== DATA FOR THIS TASK ==
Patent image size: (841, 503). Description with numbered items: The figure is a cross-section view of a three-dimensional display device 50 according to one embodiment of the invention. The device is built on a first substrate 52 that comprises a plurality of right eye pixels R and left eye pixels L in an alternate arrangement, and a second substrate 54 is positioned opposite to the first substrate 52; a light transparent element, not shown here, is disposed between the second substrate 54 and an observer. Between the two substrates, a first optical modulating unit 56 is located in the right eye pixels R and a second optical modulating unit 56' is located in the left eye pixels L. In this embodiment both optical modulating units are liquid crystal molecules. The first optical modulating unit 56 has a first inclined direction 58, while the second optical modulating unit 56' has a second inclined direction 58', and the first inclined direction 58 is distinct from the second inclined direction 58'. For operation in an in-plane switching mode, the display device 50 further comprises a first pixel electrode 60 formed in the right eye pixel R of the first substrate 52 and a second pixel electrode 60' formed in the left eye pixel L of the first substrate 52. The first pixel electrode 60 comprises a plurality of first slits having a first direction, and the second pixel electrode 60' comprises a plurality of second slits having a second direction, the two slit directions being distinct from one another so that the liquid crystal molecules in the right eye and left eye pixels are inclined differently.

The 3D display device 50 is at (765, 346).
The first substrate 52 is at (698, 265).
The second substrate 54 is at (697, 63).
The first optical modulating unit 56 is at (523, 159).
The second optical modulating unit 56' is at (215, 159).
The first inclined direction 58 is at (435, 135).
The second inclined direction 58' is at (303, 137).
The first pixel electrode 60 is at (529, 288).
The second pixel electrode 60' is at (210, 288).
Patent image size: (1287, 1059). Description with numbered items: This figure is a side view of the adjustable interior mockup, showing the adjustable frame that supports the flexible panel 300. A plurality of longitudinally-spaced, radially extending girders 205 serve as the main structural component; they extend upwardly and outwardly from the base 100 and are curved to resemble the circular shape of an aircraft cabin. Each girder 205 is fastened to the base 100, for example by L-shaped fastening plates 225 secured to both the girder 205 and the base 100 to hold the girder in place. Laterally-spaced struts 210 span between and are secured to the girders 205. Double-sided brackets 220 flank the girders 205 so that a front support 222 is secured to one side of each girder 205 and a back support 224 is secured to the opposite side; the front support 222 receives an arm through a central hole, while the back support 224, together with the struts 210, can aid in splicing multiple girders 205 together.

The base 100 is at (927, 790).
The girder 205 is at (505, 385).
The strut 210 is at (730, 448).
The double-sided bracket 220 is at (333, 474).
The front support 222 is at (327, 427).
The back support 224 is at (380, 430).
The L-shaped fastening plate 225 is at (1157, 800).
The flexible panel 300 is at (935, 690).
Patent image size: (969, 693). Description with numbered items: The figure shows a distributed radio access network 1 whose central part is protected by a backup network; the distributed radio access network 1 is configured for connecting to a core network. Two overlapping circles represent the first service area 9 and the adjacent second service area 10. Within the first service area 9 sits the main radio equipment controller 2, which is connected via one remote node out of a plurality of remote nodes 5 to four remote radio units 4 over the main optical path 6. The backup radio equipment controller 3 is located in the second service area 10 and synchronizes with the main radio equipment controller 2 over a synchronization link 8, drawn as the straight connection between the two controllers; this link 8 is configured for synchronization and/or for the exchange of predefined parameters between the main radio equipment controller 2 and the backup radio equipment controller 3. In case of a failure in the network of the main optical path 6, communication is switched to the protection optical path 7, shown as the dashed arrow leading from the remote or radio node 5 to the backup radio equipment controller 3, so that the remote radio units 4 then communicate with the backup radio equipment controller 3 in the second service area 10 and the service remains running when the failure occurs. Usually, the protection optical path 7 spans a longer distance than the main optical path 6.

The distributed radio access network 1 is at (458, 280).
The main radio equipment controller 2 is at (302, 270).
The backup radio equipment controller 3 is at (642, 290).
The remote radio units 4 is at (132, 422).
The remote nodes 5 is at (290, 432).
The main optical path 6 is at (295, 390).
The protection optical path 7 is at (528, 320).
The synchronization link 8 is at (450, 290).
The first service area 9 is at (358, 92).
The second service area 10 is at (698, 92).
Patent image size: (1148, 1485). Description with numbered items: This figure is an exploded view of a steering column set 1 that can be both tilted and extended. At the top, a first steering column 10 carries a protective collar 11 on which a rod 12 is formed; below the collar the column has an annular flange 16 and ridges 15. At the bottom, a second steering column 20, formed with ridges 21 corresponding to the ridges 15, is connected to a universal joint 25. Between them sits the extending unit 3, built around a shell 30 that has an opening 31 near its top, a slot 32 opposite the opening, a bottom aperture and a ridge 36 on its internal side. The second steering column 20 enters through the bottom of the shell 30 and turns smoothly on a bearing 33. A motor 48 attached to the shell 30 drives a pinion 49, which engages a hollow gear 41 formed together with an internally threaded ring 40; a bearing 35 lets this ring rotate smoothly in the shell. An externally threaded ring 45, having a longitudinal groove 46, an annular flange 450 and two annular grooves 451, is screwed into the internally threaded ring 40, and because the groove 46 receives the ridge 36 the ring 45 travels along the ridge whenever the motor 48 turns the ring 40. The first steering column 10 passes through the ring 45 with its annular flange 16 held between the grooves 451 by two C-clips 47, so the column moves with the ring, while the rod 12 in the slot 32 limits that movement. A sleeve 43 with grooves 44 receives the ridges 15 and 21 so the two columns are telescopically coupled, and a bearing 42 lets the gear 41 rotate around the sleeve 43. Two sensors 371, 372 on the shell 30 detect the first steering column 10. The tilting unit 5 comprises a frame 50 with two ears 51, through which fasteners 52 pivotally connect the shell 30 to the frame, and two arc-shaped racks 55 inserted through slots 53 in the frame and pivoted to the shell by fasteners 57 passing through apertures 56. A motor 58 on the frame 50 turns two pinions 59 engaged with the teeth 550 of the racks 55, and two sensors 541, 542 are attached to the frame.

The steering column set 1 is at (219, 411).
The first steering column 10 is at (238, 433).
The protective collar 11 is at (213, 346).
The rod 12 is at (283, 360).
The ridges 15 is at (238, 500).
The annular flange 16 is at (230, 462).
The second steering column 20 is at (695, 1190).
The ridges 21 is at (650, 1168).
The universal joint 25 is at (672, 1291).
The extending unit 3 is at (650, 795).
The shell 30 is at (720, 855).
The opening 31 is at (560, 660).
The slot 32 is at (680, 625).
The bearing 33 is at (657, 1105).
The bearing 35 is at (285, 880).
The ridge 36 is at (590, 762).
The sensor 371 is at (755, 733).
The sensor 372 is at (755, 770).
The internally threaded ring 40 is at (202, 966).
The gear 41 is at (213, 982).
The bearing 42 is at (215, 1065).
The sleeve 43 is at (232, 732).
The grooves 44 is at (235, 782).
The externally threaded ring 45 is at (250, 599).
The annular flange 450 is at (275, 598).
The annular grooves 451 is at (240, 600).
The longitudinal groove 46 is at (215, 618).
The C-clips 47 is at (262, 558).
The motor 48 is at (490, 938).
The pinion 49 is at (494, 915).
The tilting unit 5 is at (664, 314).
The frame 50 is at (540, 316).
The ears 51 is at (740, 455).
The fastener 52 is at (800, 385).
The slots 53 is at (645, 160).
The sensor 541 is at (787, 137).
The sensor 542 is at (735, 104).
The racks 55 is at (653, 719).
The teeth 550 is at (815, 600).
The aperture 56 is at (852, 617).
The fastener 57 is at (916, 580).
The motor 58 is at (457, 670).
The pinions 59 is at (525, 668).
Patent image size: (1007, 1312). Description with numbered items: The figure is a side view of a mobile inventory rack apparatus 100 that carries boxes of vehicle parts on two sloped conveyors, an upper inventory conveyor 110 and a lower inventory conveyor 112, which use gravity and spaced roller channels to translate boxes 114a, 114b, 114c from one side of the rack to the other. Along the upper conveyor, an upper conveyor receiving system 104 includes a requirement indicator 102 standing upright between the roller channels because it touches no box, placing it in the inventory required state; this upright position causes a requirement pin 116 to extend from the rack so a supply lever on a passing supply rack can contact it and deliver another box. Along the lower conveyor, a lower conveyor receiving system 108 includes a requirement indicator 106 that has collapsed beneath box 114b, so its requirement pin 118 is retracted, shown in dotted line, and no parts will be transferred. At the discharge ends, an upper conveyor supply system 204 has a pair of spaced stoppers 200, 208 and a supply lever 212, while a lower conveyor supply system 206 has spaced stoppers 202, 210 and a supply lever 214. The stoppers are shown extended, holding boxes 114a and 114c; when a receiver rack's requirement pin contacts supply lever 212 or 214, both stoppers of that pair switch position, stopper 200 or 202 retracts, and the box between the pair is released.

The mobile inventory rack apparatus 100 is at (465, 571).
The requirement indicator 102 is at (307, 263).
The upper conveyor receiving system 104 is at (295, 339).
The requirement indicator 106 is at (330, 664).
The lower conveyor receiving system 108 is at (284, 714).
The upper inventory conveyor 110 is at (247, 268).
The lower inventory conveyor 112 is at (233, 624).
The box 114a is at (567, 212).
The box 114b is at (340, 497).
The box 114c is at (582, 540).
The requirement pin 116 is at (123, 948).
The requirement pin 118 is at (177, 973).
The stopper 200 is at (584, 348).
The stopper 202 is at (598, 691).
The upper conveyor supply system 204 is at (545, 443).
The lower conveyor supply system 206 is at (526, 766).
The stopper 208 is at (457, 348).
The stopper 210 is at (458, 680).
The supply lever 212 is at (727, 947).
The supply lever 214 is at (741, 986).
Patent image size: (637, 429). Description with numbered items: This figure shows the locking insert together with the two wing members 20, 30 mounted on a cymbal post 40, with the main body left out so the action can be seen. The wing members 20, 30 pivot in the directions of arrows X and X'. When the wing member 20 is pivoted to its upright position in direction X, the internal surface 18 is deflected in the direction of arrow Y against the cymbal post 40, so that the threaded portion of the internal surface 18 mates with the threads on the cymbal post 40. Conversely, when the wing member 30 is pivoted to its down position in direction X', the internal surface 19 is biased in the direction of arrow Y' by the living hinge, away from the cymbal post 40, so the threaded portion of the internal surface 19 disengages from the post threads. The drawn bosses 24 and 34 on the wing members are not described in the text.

== EXERCISE REQUIREMENTS ==
Can you render the listing from the line with "Patent image size: (1007, 1312)." to the line with "The box 114a is at (567, 212)." as a two-column CSV headed input and output? Put each description in input and the text that answers it in output, with every field quoted and line breaks turned into spaces.

== TASK ANSWER ==
input,output
"Patent image size: (1007, 1312). Description with numbered items: The figure is a side view of a mobile inventory rack apparatus 100 that carries boxes of vehicle parts on two sloped conveyors, an upper inventory conveyor 110 and a lower inventory conveyor 112, which use gravity and spaced roller channels to translate boxes 114a, 114b, 114c from one side of the rack to the other. Along the upper conveyor, an upper conveyor receiving system 104 includes a requirement indicator 102 standing upright between the roller channels because it touches no box, placing it in the inventory required state; this upright position causes a requirement pin 116 to extend from the rack so a supply lever on a passing supply rack can contact it and deliver another box. Along the lower conveyor, a lower conveyor receiving system 108 includes a requirement indicator 106 that has collapsed beneath box 114b, so its requirement pin 118 is retracted, shown in dotted line, and no parts will be transferred. At the discharge ends, an upper conveyor supply system 204 has a pair of spaced stoppers 200, 208 and a supply lever 212, while a lower conveyor supply system 206 has spaced stoppers 202, 210 and a supply lever 214. The stoppers are shown extended, holding boxes 114a and 114c; when a receiver rack's requirement pin contacts supply lever 212 or 214, both stoppers of that pair switch position, stopper 200 or 202 retracts, and the box between the pair is released.","The mobile inventory rack apparatus 100 is at (465, 571). The requirement indicator 102 is at (307, 263). The upper conveyor receiving system 104 is at (295, 339). The requirement indicator 106 is at (330, 664). The lower conveyor receiving system 108 is at (284, 714). The upper inventory conveyor 110 is at (247, 268). The lower inventory conveyor 112 is at (233, 624). The box 114a is at (567, 212)."